──────── Data to use ────────

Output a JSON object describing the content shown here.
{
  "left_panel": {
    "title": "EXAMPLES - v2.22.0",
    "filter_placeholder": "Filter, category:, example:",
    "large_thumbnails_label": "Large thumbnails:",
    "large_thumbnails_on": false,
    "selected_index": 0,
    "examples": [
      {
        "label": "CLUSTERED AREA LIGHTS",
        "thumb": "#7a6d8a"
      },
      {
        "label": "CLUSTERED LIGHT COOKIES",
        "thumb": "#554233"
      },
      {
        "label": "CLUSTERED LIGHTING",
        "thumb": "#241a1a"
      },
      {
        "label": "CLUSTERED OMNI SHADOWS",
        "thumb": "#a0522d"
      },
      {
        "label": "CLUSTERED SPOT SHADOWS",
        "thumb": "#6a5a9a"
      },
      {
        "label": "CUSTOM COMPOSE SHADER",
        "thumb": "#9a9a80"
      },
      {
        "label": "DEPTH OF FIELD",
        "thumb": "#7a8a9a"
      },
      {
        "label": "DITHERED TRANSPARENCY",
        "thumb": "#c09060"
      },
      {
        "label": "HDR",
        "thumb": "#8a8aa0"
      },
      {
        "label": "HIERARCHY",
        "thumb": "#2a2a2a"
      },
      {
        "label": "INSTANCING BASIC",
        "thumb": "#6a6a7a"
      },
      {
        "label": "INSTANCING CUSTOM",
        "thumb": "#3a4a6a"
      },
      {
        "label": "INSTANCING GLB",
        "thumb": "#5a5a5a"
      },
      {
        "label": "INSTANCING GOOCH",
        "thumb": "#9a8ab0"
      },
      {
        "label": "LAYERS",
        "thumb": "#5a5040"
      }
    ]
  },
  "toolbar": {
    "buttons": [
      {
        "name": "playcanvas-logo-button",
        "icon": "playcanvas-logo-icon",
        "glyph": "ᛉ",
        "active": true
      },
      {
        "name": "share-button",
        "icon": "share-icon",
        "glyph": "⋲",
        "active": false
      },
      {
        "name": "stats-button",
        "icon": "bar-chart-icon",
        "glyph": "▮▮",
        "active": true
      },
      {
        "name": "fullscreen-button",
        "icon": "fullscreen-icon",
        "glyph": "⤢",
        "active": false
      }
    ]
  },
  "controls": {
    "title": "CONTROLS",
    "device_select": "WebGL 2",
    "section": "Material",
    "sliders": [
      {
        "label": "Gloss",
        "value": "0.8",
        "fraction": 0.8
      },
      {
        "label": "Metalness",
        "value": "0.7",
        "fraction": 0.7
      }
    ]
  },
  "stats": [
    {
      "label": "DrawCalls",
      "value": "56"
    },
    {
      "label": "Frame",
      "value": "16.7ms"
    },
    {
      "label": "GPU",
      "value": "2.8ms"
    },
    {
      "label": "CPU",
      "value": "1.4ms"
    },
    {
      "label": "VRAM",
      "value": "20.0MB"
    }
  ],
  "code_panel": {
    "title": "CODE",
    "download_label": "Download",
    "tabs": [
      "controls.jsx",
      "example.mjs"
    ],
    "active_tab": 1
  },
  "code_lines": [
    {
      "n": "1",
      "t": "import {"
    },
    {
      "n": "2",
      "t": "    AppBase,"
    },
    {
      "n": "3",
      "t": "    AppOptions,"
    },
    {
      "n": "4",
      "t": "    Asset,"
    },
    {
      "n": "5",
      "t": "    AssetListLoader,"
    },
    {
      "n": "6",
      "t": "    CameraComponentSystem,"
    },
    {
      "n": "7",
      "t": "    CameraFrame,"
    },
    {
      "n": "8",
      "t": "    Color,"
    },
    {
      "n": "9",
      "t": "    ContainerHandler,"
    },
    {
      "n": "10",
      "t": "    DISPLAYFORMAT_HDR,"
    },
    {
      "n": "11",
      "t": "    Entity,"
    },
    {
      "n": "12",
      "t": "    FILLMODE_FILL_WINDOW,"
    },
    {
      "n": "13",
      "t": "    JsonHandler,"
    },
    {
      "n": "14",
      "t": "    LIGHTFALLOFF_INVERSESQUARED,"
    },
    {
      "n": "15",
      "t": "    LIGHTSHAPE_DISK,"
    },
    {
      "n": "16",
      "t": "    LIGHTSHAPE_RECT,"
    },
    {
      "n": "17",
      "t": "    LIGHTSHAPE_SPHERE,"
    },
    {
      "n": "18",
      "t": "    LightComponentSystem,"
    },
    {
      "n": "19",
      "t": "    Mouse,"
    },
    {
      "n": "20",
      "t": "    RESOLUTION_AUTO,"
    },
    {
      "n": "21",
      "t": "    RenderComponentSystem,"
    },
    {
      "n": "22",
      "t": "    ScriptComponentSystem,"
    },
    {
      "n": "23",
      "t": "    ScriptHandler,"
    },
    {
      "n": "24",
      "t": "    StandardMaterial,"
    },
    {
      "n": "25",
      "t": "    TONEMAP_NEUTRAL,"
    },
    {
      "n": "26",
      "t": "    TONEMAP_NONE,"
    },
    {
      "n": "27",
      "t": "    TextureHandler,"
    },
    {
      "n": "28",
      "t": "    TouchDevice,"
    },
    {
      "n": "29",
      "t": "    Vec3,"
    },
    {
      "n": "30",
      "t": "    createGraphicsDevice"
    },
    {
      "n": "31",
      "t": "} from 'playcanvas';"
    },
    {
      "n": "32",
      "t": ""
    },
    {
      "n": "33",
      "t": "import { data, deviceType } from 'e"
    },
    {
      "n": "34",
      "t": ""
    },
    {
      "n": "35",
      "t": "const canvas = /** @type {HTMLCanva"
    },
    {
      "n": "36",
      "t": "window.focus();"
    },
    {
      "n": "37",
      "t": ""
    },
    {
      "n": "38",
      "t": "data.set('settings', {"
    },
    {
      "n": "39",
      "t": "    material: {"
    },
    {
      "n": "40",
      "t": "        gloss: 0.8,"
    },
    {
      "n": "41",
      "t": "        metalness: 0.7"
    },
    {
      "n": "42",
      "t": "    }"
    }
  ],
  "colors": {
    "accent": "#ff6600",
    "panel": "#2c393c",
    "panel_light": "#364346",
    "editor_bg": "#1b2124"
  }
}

────────

Directive:
Reproduce the whole listing word for word.

The solution:
Output a JSON object describing the content shown here.
{
  "left_panel": {
    "title": "EXAMPLES - v2.22.0",
    "filter_placeholder": "Filter, category:, example:",
    "large_thumbnails_label": "Large thumbnails:",
    "large_thumbnails_on": false,
    "selected_index": 0,
    "examples": [
      {
        "label": "CLUSTERED AREA LIGHTS",
        "thumb": "#7a6d8a"
      },
      {
        "label": "CLUSTERED LIGHT COOKIES",
        "thumb": "#554233"
      },
      {
        "label": "CLUSTERED LIGHTING",
        "thumb": "#241a1a"
      },
      {
        "label": "CLUSTERED OMNI SHADOWS",
        "thumb": "#a0522d"
      },
      {
        "label": "CLUSTERED SPOT SHADOWS",
        "thumb": "#6a5a9a"
      },
      {
        "label": "CUSTOM COMPOSE SHADER",
        "thumb": "#9a9a80"
      },
      {
        "label": "DEPTH OF FIELD",
        "thumb": "#7a8a9a"
      },
      {
        "label": "DITHERED TRANSPARENCY",
        "thumb": "#c09060"
      },
      {
        "label": "HDR",
        "thumb": "#8a8aa0"
      },
      {
        "label": "HIERARCHY",
        "thumb": "#2a2a2a"
      },
      {
        "label": "INSTANCING BASIC",
        "thumb": "#6a6a7a"
      },
      {
        "label": "INSTANCING CUSTOM",
        "thumb": "#3a4a6a"
      },
      {
        "label": "INSTANCING GLB",
        "thumb": "#5a5a5a"
      },
      {
        "label": "INSTANCING GOOCH",
        "thumb": "#9a8ab0"
      },
      {
        "label": "LAYERS",
        "thumb": "#5a5040"
      }
    ]
  },
  "toolbar": {
    "buttons": [
      {
        "name": "playcanvas-logo-button",
        "icon": "playcanvas-logo-icon",
        "glyph": "ᛉ",
        "active": true
      },
      {
        "name": "share-button",
        "icon": "share-icon",
        "glyph": "⋲",
        "active": false
      },
      {
        "name": "stats-button",
        "icon": "bar-chart-icon",
        "glyph": "▮▮",
        "active": true
      },
      {
        "name": "fullscreen-button",
        "icon": "fullscreen-icon",
        "glyph": "⤢",
        "active": false
      }
    ]
  },
  "controls": {
    "title": "CONTROLS",
    "device_select": "WebGL 2",
    "section": "Material",
    "sliders": [
      {
        "label": "Gloss",
        "value": "0.8",
        "fraction": 0.8
      },
      {
        "label": "Metalness",
        "value": "0.7",
        "fraction": 0.7
      }
    ]
  },
  "stats": [
    {
      "label": "DrawCalls",
      "value": "56"
    },
    {
      "label": "Frame",
      "value": "16.7ms"
    },
    {
      "label": "GPU",
      "value": "2.8ms"
    },
    {
      "label": "CPU",
      "value": "1.4ms"
    },
    {
      "label": "VRAM",
      "value": "20.0MB"
    }
  ],
  "code_panel": {
    "title": "CODE",
    "download_label": "Download",
    "tabs": [
      "controls.jsx",
      "example.mjs"
    ],
    "active_tab": 1
  },
  "code_lines": [
    {
      "n": "1",
      "t": "import {"
    },
    {
      "n": "2",
      "t": "    AppBase,"
    },
    {
      "n": "3",
      "t": "    AppOptions,"
    },
    {
      "n": "4",
      "t": "    Asset,"
    },
    {
      "n": "5",
      "t": "    AssetListLoader,"
    },
    {
      "n": "6",
      "t": "    CameraComponentSystem,"
    },
    {
      "n": "7",
      "t": "    CameraFrame,"
    },
    {
      "n": "8",
      "t": "    Color,"
    },
    {
      "n": "9",
      "t": "    ContainerHandler,"
    },
    {
      "n": "10",
      "t": "    DISPLAYFORMAT_HDR,"
    },
    {
      "n": "11",
      "t": "    Entity,"
    },
    {
      "n": "12",
      "t": "    FILLMODE_FILL_WINDOW,"
    },
    {
      "n": "13",
      "t": "    JsonHandler,"
    },
    {
      "n": "14",
      "t": "    LIGHTFALLOFF_INVERSESQUARED,"
    },
    {
      "n": "15",
      "t": "    LIGHTSHAPE_DISK,"
    },
    {
      "n": "16",
      "t": "    LIGHTSHAPE_RECT,"
    },
    {
      "n": "17",
      "t": "    LIGHTSHAPE_SPHERE,"
    },
    {
      "n": "18",
      "t": "    LightComponentSystem,"
    },
    {
      "n": "19",
      "t": "    Mouse,"
    },
    {
      "n": "20",
      "t": "    RESOLUTION_AUTO,"
    },
    {
      "n": "21",
      "t": "    RenderComponentSystem,"
    },
    {
      "n": "22",
      "t": "    ScriptComponentSystem,"
    },
    {
      "n": "23",
      "t": "    ScriptHandler,"
    },
    {
      "n": "24",
      "t": "    StandardMaterial,"
    },
    {
      "n": "25",
      "t": "    TONEMAP_NEUTRAL,"
    },
    {
      "n": "26",
      "t": "    TONEMAP_NONE,"
    },
    {
      "n": "27",
      "t": "    TextureHandler,"
    },
    {
      "n": "28",
      "t": "    TouchDevice,"
    },
    {
      "n": "29",
      "t": "    Vec3,"
    },
    {
      "n": "30",
      "t": "    createGraphicsDevice"
    },
    {
      "n": "31",
      "t": "} from 'playcanvas';"
    },
    {
      "n": "32",
      "t": ""
    },
    {
      "n": "33",
      "t": "import { data, deviceType } from 'e"
    },
    {
      "n": "34",
      "t": ""
    },
    {
      "n": "35",
      "t": "const canvas = /** @type {HTMLCanva"
    },
    {
      "n": "36",
      "t": "window.focus();"
    },
    {
      "n": "37",
      "t": ""
    },
    {
      "n": "38",
      "t": "data.set('settings', {"
    },
    {
      "n": "39",
      "t": "    material: {"
    },
    {
      "n": "40",
      "t": "        gloss: 0.8,"
    },
    {
      "n": "41",
      "t": "        metalness: 0.7"
    },
    {
      "n": "42",
      "t": "    }"
    }
  ],
  "colors": {
    "accent": "#ff6600",
    "panel": "#2c393c",
    "panel_light": "#364346",
    "editor_bg": "#1b2124"
  }
}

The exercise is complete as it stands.